* Begin READING PASSAGE *

MS. HARTWELL: The pursuance of this case was consistent with policy so we don't normally brief the minister on things that are the normal course of business following policy. However, certainly it's my job and the job of senior staff that when we're aware there are things that are challenging us because they are either challenging an ethical issue or challenging a financial issue, any of those things, then we could normally, through the course of our briefings with the minister, make sure she's up to date on that.

 

In this particular case what staff did has been congruent with our policy all along so they were not seeking direction at a ministerial level. They certainly sought direction, appropriately, through the senior management of the department.

 

MS. MACDONALD: Earlier, just two minutes ago, you said this was a unique case. So this isn't routine because the ability to do this is in law. It doesn't mean that it's something the department does on a regular basis.

 

MS. HARTWELL: I believe what I said was "rare." That may seem like a nonsensical difference, but it actually is. It's unusual for people with a disability to have an asset or income that is available to defray the cost of their care. We serve many people with disabilities who have their disability throughout their entire life and so therefore never really earn assets or income, so there's no place to go to defray.

* End READING PASSAGE *
* Begin RAW RECORDS *

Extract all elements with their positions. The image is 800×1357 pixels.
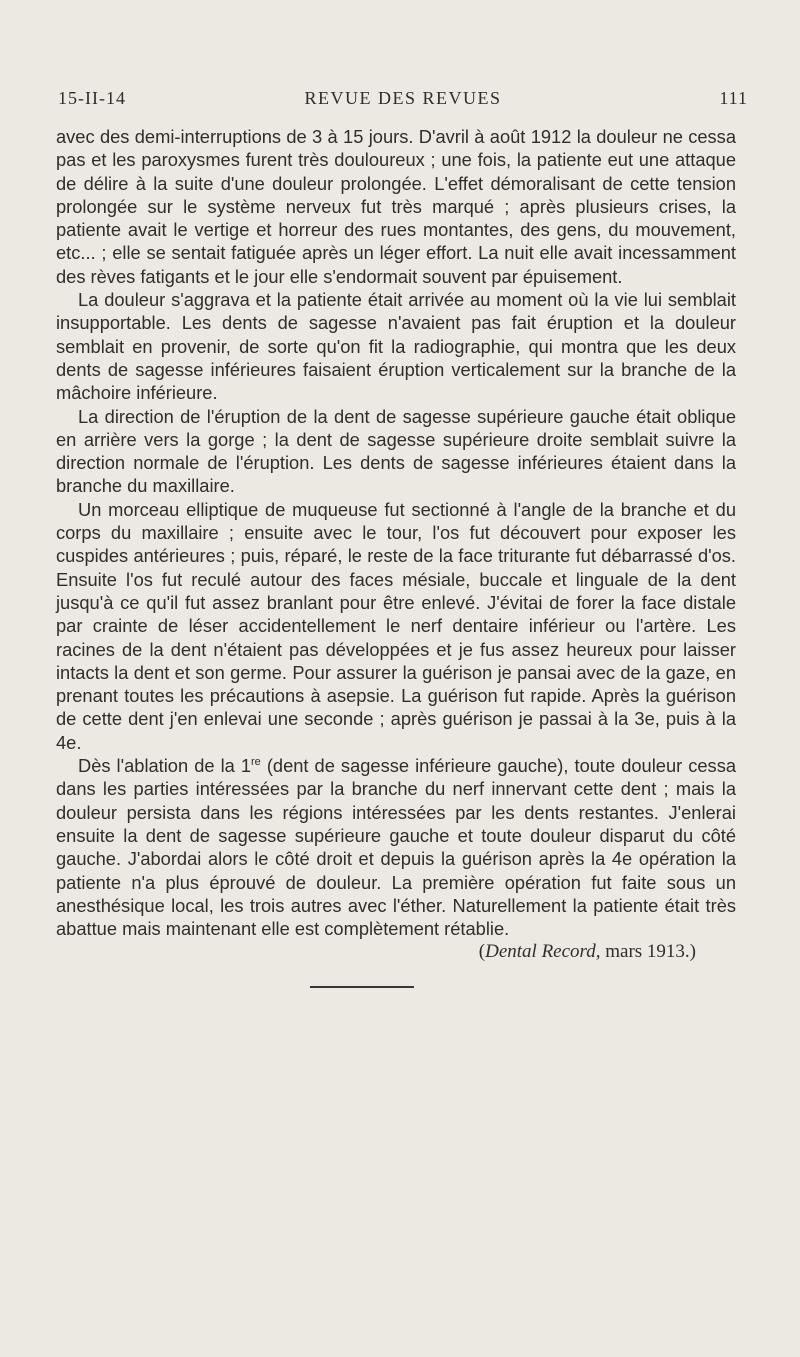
paragraph-5-rest: (dent de sagesse inférieure gauche), toute douleur cessa dans les parties intéressées par la branche du nerf innervant cette dent ; mais la douleur persista dans les régions intéressées par les dents restantes. J'enlerai ensuite la dent de sagesse supérieure gauche et toute douleur disparut du côté gauche. J'abordai alors le côté droit et depuis la guérison après la 4e opération la patiente n'a plus éprouvé de douleur. La première opération fut faite sous un anesthésique local, les trois autres avec l'éther. Naturellement la patiente était très abattue mais maintenant elle est complètement rétablie.	[56, 755, 736, 940]
paragraph-4: Un morceau elliptique de muqueuse fut sectionné à l'angle de la branche et du corps du maxillaire ; ensuite avec le tour, l'os fut découvert pour exposer les cuspides antérieures ; puis, réparé, le reste de la face triturante fut débarrassé d'os. Ensuite l'os fut reculé autour des faces mésiale, buccale et linguale de la dent jusqu'à ce qu'il fut assez branlant pour être enlevé. J'évitai de forer la face distale par crainte de léser accidentellement le nerf dentaire inférieur ou l'artère. Les racines de la dent n'étaient pas développées et je fus assez heureux pour laisser intacts la dent et son germe. Pour assurer la guérison je pansai avec de la gaze, en prenant toutes les précautions à asepsie. La guérison fut rapide. Après la guérison de cette dent j'en enlevai une seconde ; après guérison je passai à la 3e, puis à la 4e.	[56, 498, 736, 753]
source-date: mars 1913.	[605, 941, 690, 963]
source-journal: Dental Record,	[485, 941, 601, 963]
issue-date: 15-II-14	[58, 88, 126, 108]
journal-section-title: REVUE DES REVUES	[304, 88, 502, 108]
paragraph-5-start: Dès l'ablation de la 1	[78, 755, 252, 777]
paragraph-5	[56, 754, 736, 963]
end-rule	[310, 986, 414, 988]
paragraph-1: avec des demi-interruptions de 3 à 15 jours. D'avril à août 1912 la douleur ne cessa pas et les paroxysmes furent très douloureux ; une fois, la patiente eut une attaque de délire à la suite d'une douleur prolongée. L'effet démoralisant de cette tension prolongée sur le système nerveux fut très marqué ; après plusieurs crises, la patiente avait le vertige et horreur des rues montantes, des gens, du mouvement, etc... ; elle se sentait fatiguée après un léger effort. La nuit elle avait incessamment des rèves fatigants et le jour elle s'endormait souvent par épuisement.	[56, 126, 736, 287]
paragraph-3: La direction de l'éruption de la dent de sagesse supérieure gauche était oblique en arrière vers la gorge ; la dent de sagesse supérieure droite semblait suivre la direction normale de l'éruption. Les dents de sagesse inférieures étaient dans la branche du maxillaire.	[56, 405, 736, 497]
source-citation: (Dental Record, mars 1913.)	[478, 941, 696, 963]
page-number: 111	[719, 88, 748, 108]
ordinal-superscript: re	[251, 755, 261, 768]
article-body	[56, 125, 736, 964]
paragraph-2: La douleur s'aggrava et la patiente était arrivée au moment où la vie lui semblait insupportable. Les dents de sagesse n'avaient pas fait éruption et la douleur semblait en provenir, de sorte qu'on fit la radiographie, qui montra que les deux dents de sagesse inférieures faisaient éruption verticalement sur la branche de la mâchoire inférieure.	[56, 289, 736, 404]
running-head	[58, 88, 748, 114]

* End RAW RECORDS *

WORK TO DO.
1 - Please list the speaker of each turn in the hearing transcript, in order.
2 - According to the hearing transcript, through whom did staff seek direction in this case?
3 - Carry the hearing transcript forward from its final sentence.
The listing comes from a separate source, not from the hearing transcript.

ANSWER LIST.
1 - MS. HARTWELL, MS. MACDONALD, MS. HARTWELL

2 - Staff sought direction through the senior management of the department.

3 -
When there is someone who receives an injury, a catastrophic event, an accident of some sort and has money available for their care and, in some cases, specifically for their care, then that's rare for us to actually have that. Certainly it has happened, we would have a handful of situations over the last decade, so that would be the norm in our policy, but our experience generally is that the people we serve, the nature of their disability is such that they do not have an asset or income base.

 

MS. MACDONALD: How much did it cost the department to pursue this case?

 

MS. HARTWELL: I don't have that number at hand; I can certainly provide that. We used the services of our Department of Justice solicitor and lawyer in this - we already pay for them.

MS. MACDONALD: Why is there a confidentiality order, a gag order, on the settlement of this case - is there not a public interest in knowing the outcome of this case?

 

MS. HARTWELL: In this case, both parties agreed to a confidentiality agreement.

 

MS. MACDONALD: I'm not at all surprised that both parties would be in agreement, what I'm asking is why did the department and the government agree to a confidentiality order, a gag order, in a case that they initiated and pursued and for which there is a public interest in knowing from start to finish what the consequences are of this process?

 

MS. HARTWELL: The minister has committed publicly to exploring the issues around insurance settlements and the recovery of money under insurance settlements. It's in that context that we are finishing our work and will be providing her with some options and then she will take that forward. So that part, the larger context, which is certainly reflective of the public interest, will be forthcoming.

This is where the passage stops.